>> Start Data

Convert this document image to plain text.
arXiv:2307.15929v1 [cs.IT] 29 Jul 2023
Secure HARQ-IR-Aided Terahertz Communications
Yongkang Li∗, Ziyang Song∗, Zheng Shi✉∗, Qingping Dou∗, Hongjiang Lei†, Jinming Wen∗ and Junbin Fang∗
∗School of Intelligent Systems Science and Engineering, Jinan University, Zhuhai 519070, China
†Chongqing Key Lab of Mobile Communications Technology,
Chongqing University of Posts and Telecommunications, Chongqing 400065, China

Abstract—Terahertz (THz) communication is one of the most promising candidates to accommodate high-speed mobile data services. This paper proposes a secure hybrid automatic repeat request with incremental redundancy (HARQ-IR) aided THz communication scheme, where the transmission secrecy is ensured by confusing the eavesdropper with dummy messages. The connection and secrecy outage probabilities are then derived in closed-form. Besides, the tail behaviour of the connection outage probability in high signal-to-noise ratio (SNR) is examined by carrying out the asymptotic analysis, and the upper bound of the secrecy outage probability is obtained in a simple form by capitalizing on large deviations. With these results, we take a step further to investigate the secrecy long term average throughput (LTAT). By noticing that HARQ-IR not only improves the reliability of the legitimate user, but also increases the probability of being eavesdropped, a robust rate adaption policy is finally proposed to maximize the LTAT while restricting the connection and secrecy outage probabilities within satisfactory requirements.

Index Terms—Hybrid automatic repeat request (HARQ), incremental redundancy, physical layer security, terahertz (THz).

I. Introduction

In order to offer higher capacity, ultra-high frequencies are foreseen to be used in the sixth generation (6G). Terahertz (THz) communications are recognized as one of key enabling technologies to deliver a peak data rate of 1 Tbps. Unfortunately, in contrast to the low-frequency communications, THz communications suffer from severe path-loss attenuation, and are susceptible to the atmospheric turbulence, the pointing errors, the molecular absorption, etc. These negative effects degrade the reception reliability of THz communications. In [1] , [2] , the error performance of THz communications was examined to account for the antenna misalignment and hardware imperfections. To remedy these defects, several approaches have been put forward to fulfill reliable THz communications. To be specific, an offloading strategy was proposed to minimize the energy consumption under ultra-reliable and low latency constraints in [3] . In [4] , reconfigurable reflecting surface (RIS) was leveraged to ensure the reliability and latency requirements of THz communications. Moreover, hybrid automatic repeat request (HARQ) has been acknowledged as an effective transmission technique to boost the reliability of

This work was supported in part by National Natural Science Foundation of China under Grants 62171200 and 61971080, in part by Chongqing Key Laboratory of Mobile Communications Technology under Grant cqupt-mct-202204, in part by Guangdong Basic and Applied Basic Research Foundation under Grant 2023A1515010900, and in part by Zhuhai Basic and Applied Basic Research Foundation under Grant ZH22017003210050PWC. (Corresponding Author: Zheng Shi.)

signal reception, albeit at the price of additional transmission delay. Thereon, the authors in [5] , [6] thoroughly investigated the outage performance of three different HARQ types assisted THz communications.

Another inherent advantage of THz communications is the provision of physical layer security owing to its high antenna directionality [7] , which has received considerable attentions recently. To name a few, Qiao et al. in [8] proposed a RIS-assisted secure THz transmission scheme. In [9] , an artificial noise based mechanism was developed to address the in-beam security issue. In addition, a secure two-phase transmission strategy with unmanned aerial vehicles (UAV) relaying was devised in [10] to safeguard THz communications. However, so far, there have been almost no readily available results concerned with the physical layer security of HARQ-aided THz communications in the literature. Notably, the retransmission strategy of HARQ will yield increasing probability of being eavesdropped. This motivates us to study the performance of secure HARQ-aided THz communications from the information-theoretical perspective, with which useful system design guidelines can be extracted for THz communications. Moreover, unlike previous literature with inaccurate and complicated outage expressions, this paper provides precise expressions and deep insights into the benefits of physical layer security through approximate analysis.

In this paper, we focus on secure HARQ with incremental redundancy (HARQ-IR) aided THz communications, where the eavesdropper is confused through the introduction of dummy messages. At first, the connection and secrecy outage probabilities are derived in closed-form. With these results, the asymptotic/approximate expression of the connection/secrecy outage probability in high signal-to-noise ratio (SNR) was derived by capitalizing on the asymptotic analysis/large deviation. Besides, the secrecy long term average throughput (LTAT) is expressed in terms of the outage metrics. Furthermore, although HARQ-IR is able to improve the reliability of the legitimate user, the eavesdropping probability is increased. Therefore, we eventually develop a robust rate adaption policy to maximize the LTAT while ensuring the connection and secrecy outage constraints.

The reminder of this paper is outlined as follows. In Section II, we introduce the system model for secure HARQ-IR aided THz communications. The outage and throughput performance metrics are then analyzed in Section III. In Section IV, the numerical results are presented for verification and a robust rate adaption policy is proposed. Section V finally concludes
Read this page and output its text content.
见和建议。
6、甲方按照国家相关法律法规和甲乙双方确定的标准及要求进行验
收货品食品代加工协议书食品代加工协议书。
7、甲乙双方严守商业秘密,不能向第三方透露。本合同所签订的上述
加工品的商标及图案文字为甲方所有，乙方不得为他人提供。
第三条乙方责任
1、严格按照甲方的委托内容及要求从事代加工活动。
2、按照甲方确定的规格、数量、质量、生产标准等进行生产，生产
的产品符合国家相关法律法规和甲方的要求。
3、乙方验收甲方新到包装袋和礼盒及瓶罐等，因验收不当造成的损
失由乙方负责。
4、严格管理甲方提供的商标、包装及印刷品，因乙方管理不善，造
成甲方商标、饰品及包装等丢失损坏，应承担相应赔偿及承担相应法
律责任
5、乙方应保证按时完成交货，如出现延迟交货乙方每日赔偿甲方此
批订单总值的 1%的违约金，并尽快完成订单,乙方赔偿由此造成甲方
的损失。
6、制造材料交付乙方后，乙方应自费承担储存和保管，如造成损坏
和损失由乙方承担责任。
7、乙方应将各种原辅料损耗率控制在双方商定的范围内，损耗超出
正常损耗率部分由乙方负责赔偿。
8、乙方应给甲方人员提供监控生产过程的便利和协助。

>> End Data

◆ Requirements:
Nothing should be left out: repeat all of the data exactly.

◆ The response:
Convert this document image to plain text.
arXiv:2307.15929v1 [cs.IT] 29 Jul 2023
Secure HARQ-IR-Aided Terahertz Communications
Yongkang Li∗, Ziyang Song∗, Zheng Shi✉∗, Qingping Dou∗, Hongjiang Lei†, Jinming Wen∗ and Junbin Fang∗
∗School of Intelligent Systems Science and Engineering, Jinan University, Zhuhai 519070, China
†Chongqing Key Lab of Mobile Communications Technology,
Chongqing University of Posts and Telecommunications, Chongqing 400065, China

Abstract—Terahertz (THz) communication is one of the most promising candidates to accommodate high-speed mobile data services. This paper proposes a secure hybrid automatic repeat request with incremental redundancy (HARQ-IR) aided THz communication scheme, where the transmission secrecy is ensured by confusing the eavesdropper with dummy messages. The connection and secrecy outage probabilities are then derived in closed-form. Besides, the tail behaviour of the connection outage probability in high signal-to-noise ratio (SNR) is examined by carrying out the asymptotic analysis, and the upper bound of the secrecy outage probability is obtained in a simple form by capitalizing on large deviations. With these results, we take a step further to investigate the secrecy long term average throughput (LTAT). By noticing that HARQ-IR not only improves the reliability of the legitimate user, but also increases the probability of being eavesdropped, a robust rate adaption policy is finally proposed to maximize the LTAT while restricting the connection and secrecy outage probabilities within satisfactory requirements.

Index Terms—Hybrid automatic repeat request (HARQ), incremental redundancy, physical layer security, terahertz (THz).

I. Introduction

In order to offer higher capacity, ultra-high frequencies are foreseen to be used in the sixth generation (6G). Terahertz (THz) communications are recognized as one of key enabling technologies to deliver a peak data rate of 1 Tbps. Unfortunately, in contrast to the low-frequency communications, THz communications suffer from severe path-loss attenuation, and are susceptible to the atmospheric turbulence, the pointing errors, the molecular absorption, etc. These negative effects degrade the reception reliability of THz communications. In [1] , [2] , the error performance of THz communications was examined to account for the antenna misalignment and hardware imperfections. To remedy these defects, several approaches have been put forward to fulfill reliable THz communications. To be specific, an offloading strategy was proposed to minimize the energy consumption under ultra-reliable and low latency constraints in [3] . In [4] , reconfigurable reflecting surface (RIS) was leveraged to ensure the reliability and latency requirements of THz communications. Moreover, hybrid automatic repeat request (HARQ) has been acknowledged as an effective transmission technique to boost the reliability of

This work was supported in part by National Natural Science Foundation of China under Grants 62171200 and 61971080, in part by Chongqing Key Laboratory of Mobile Communications Technology under Grant cqupt-mct-202204, in part by Guangdong Basic and Applied Basic Research Foundation under Grant 2023A1515010900, and in part by Zhuhai Basic and Applied Basic Research Foundation under Grant ZH22017003210050PWC. (Corresponding Author: Zheng Shi.)

signal reception, albeit at the price of additional transmission delay. Thereon, the authors in [5] , [6] thoroughly investigated the outage performance of three different HARQ types assisted THz communications.

Another inherent advantage of THz communications is the provision of physical layer security owing to its high antenna directionality [7] , which has received considerable attentions recently. To name a few, Qiao et al. in [8] proposed a RIS-assisted secure THz transmission scheme. In [9] , an artificial noise based mechanism was developed to address the in-beam security issue. In addition, a secure two-phase transmission strategy with unmanned aerial vehicles (UAV) relaying was devised in [10] to safeguard THz communications. However, so far, there have been almost no readily available results concerned with the physical layer security of HARQ-aided THz communications in the literature. Notably, the retransmission strategy of HARQ will yield increasing probability of being eavesdropped. This motivates us to study the performance of secure HARQ-aided THz communications from the information-theoretical perspective, with which useful system design guidelines can be extracted for THz communications. Moreover, unlike previous literature with inaccurate and complicated outage expressions, this paper provides precise expressions and deep insights into the benefits of physical layer security through approximate analysis.

In this paper, we focus on secure HARQ with incremental redundancy (HARQ-IR) aided THz communications, where the eavesdropper is confused through the introduction of dummy messages. At first, the connection and secrecy outage probabilities are derived in closed-form. With these results, the asymptotic/approximate expression of the connection/secrecy outage probability in high signal-to-noise ratio (SNR) was derived by capitalizing on the asymptotic analysis/large deviation. Besides, the secrecy long term average throughput (LTAT) is expressed in terms of the outage metrics. Furthermore, although HARQ-IR is able to improve the reliability of the legitimate user, the eavesdropping probability is increased. Therefore, we eventually develop a robust rate adaption policy to maximize the LTAT while ensuring the connection and secrecy outage constraints.

The reminder of this paper is outlined as follows. In Section II, we introduce the system model for secure HARQ-IR aided THz communications. The outage and throughput performance metrics are then analyzed in Section III. In Section IV, the numerical results are presented for verification and a robust rate adaption policy is proposed. Section V finally concludes
Read this page and output its text content.
见和建议。
6、甲方按照国家相关法律法规和甲乙双方确定的标准及要求进行验
收货品食品代加工协议书食品代加工协议书。
7、甲乙双方严守商业秘密,不能向第三方透露。本合同所签订的上述
加工品的商标及图案文字为甲方所有，乙方不得为他人提供。
第三条乙方责任
1、严格按照甲方的委托内容及要求从事代加工活动。
2、按照甲方确定的规格、数量、质量、生产标准等进行生产，生产
的产品符合国家相关法律法规和甲方的要求。
3、乙方验收甲方新到包装袋和礼盒及瓶罐等，因验收不当造成的损
失由乙方负责。
4、严格管理甲方提供的商标、包装及印刷品，因乙方管理不善，造
成甲方商标、饰品及包装等丢失损坏，应承担相应赔偿及承担相应法
律责任
5、乙方应保证按时完成交货，如出现延迟交货乙方每日赔偿甲方此
批订单总值的 1%的违约金，并尽快完成订单,乙方赔偿由此造成甲方
的损失。
6、制造材料交付乙方后，乙方应自费承担储存和保管，如造成损坏
和损失由乙方承担责任。
7、乙方应将各种原辅料损耗率控制在双方商定的范围内，损耗超出
正常损耗率部分由乙方负责赔偿。
8、乙方应给甲方人员提供监控生产过程的便利和协助。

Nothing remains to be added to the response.